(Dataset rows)
- - -

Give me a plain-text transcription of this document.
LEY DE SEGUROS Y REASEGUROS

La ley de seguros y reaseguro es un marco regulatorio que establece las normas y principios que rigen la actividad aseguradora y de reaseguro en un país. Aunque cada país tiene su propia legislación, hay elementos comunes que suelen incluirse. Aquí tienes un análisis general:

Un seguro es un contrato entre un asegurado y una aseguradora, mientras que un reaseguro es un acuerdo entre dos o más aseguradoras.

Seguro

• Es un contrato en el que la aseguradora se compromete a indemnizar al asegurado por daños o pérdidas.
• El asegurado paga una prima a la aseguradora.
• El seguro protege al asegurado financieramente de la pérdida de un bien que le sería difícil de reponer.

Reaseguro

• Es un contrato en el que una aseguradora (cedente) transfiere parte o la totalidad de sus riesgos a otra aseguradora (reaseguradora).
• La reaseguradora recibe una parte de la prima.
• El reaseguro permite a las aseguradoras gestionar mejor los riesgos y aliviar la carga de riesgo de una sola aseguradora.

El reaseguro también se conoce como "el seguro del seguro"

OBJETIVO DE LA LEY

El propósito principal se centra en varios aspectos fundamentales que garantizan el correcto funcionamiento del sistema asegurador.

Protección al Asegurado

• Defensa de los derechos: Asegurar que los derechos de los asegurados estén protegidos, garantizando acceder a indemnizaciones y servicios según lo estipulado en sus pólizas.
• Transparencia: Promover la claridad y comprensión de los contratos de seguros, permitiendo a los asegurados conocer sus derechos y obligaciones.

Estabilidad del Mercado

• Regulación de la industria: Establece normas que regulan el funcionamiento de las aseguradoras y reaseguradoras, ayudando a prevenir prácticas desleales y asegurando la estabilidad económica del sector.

- - -

_DO THIS_
Extract each line holding the string "asegurados".

_RESULT OF THIS TASK_
• Defensa de los derechos: Asegurar que los derechos de los asegurados estén protegidos, garantizando acceder a indemnizaciones y servicios según lo estipulado en sus pólizas.
• Transparencia: Promover la claridad y comprensión de los contratos de seguros, permitiendo a los asegurados conocer sus derechos y obligaciones.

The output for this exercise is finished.